• Short problem: Skip any picture you find and retype all the remaining lines exactly.

[Extracted data entries]
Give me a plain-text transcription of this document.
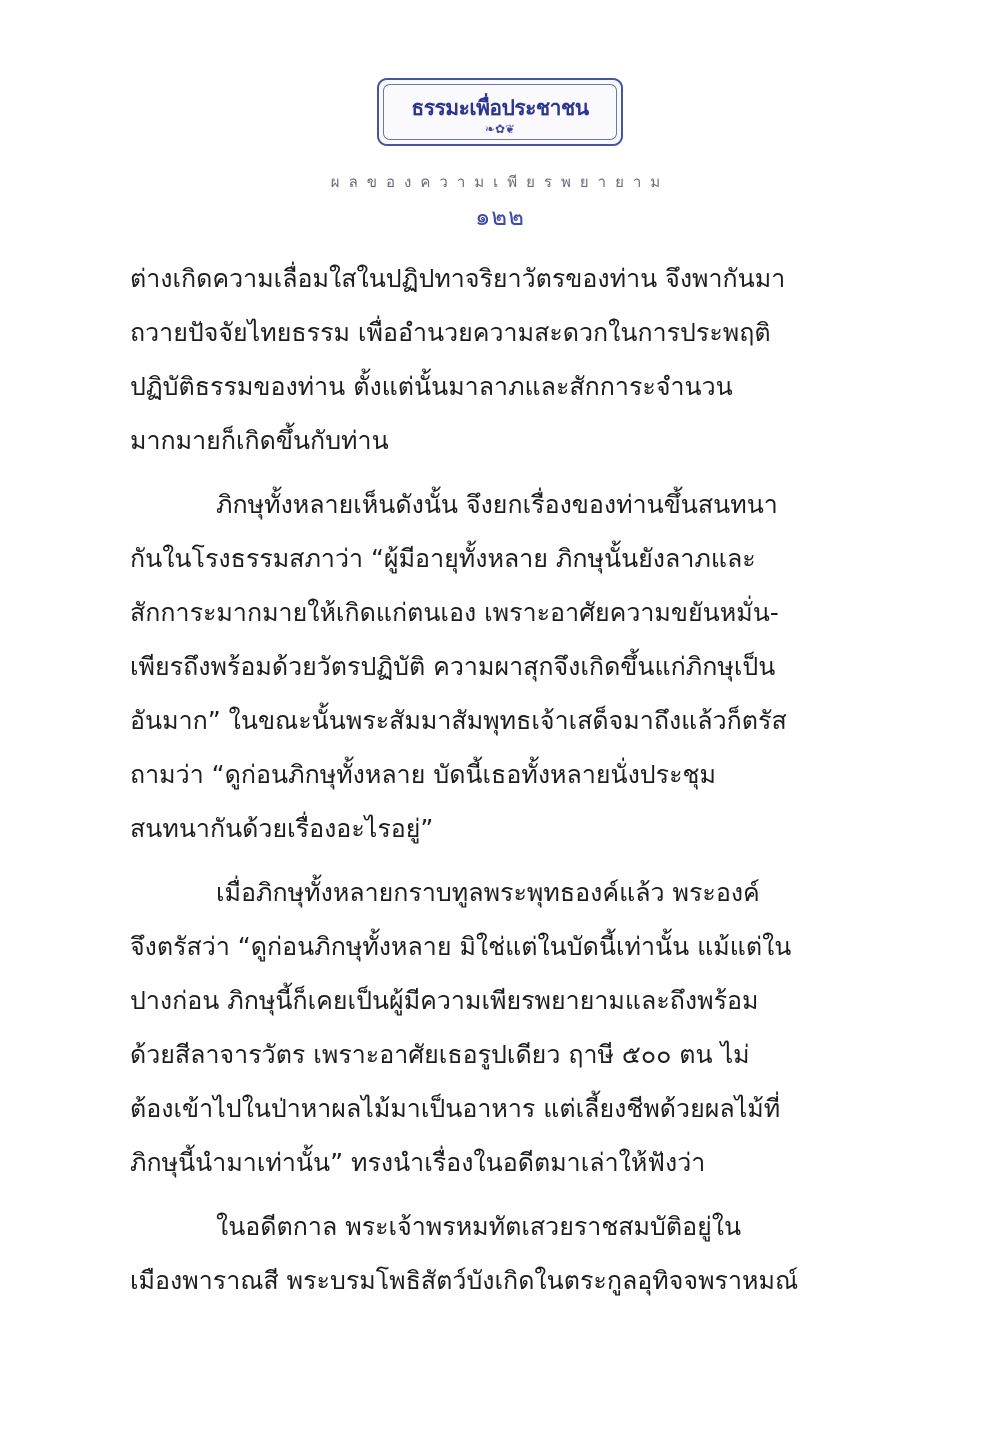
ธรรมะเพื่อประชาชน
❧✿❦
ผลของความเพียรพยายาม
๑๒๒

ต่างเกิดความเลื่อมใสในปฏิปทาจริยาวัตรของท่าน จึงพากันมา
ถวายปัจจัยไทยธรรม เพื่ออำนวยความสะดวกในการประพฤติ
ปฏิบัติธรรมของท่าน ตั้งแต่นั้นมาลาภและสักการะจำนวน
มากมายก็เกิดขึ้นกับท่าน

ภิกษุทั้งหลายเห็นดังนั้น จึงยกเรื่องของท่านขึ้นสนทนา
กันในโรงธรรมสภาว่า “ผู้มีอายุทั้งหลาย ภิกษุนั้นยังลาภและ
สักการะมากมายให้เกิดแก่ตนเอง เพราะอาศัยความขยันหมั่น-
เพียรถึงพร้อมด้วยวัตรปฏิบัติ ความผาสุกจึงเกิดขึ้นแก่ภิกษุเป็น
อันมาก” ในขณะนั้นพระสัมมาสัมพุทธเจ้าเสด็จมาถึงแล้วก็ตรัส
ถามว่า “ดูก่อนภิกษุทั้งหลาย บัดนี้เธอทั้งหลายนั่งประชุม
สนทนากันด้วยเรื่องอะไรอยู่”

เมื่อภิกษุทั้งหลายกราบทูลพระพุทธองค์แล้ว พระองค์
จึงตรัสว่า “ดูก่อนภิกษุทั้งหลาย มิใช่แต่ในบัดนี้เท่านั้น แม้แต่ใน
ปางก่อน ภิกษุนี้ก็เคยเป็นผู้มีความเพียรพยายามและถึงพร้อม
ด้วยสีลาจารวัตร เพราะอาศัยเธอรูปเดียว ฤาษี ๕๐๐ ตน ไม่
ต้องเข้าไปในป่าหาผลไม้มาเป็นอาหาร แต่เลี้ยงชีพด้วยผลไม้ที่
ภิกษุนี้นำมาเท่านั้น” ทรงนำเรื่องในอดีตมาเล่าให้ฟังว่า

ในอดีตกาล พระเจ้าพรหมทัตเสวยราชสมบัติอยู่ใน
เมืองพาราณสี พระบรมโพธิสัตว์บังเกิดในตระกูลอุทิจจพราหมณ์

• Result for this task:
Give me a plain-text transcription of this document.
ธรรมะเพื่อประชาชน
❧✿❦
ผลของความเพียรพยายาม
๑๒๒

ต่างเกิดความเลื่อมใสในปฏิปทาจริยาวัตรของท่าน จึงพากันมา
ถวายปัจจัยไทยธรรม เพื่ออำนวยความสะดวกในการประพฤติ
ปฏิบัติธรรมของท่าน ตั้งแต่นั้นมาลาภและสักการะจำนวน
มากมายก็เกิดขึ้นกับท่าน

ภิกษุทั้งหลายเห็นดังนั้น จึงยกเรื่องของท่านขึ้นสนทนา
กันในโรงธรรมสภาว่า “ผู้มีอายุทั้งหลาย ภิกษุนั้นยังลาภและ
สักการะมากมายให้เกิดแก่ตนเอง เพราะอาศัยความขยันหมั่น-
เพียรถึงพร้อมด้วยวัตรปฏิบัติ ความผาสุกจึงเกิดขึ้นแก่ภิกษุเป็น
อันมาก” ในขณะนั้นพระสัมมาสัมพุทธเจ้าเสด็จมาถึงแล้วก็ตรัส
ถามว่า “ดูก่อนภิกษุทั้งหลาย บัดนี้เธอทั้งหลายนั่งประชุม
สนทนากันด้วยเรื่องอะไรอยู่”

เมื่อภิกษุทั้งหลายกราบทูลพระพุทธองค์แล้ว พระองค์
จึงตรัสว่า “ดูก่อนภิกษุทั้งหลาย มิใช่แต่ในบัดนี้เท่านั้น แม้แต่ใน
ปางก่อน ภิกษุนี้ก็เคยเป็นผู้มีความเพียรพยายามและถึงพร้อม
ด้วยสีลาจารวัตร เพราะอาศัยเธอรูปเดียว ฤาษี ๕๐๐ ตน ไม่
ต้องเข้าไปในป่าหาผลไม้มาเป็นอาหาร แต่เลี้ยงชีพด้วยผลไม้ที่
ภิกษุนี้นำมาเท่านั้น” ทรงนำเรื่องในอดีตมาเล่าให้ฟังว่า

ในอดีตกาล พระเจ้าพรหมทัตเสวยราชสมบัติอยู่ใน
เมืองพาราณสี พระบรมโพธิสัตว์บังเกิดในตระกูลอุทิจจพราหมณ์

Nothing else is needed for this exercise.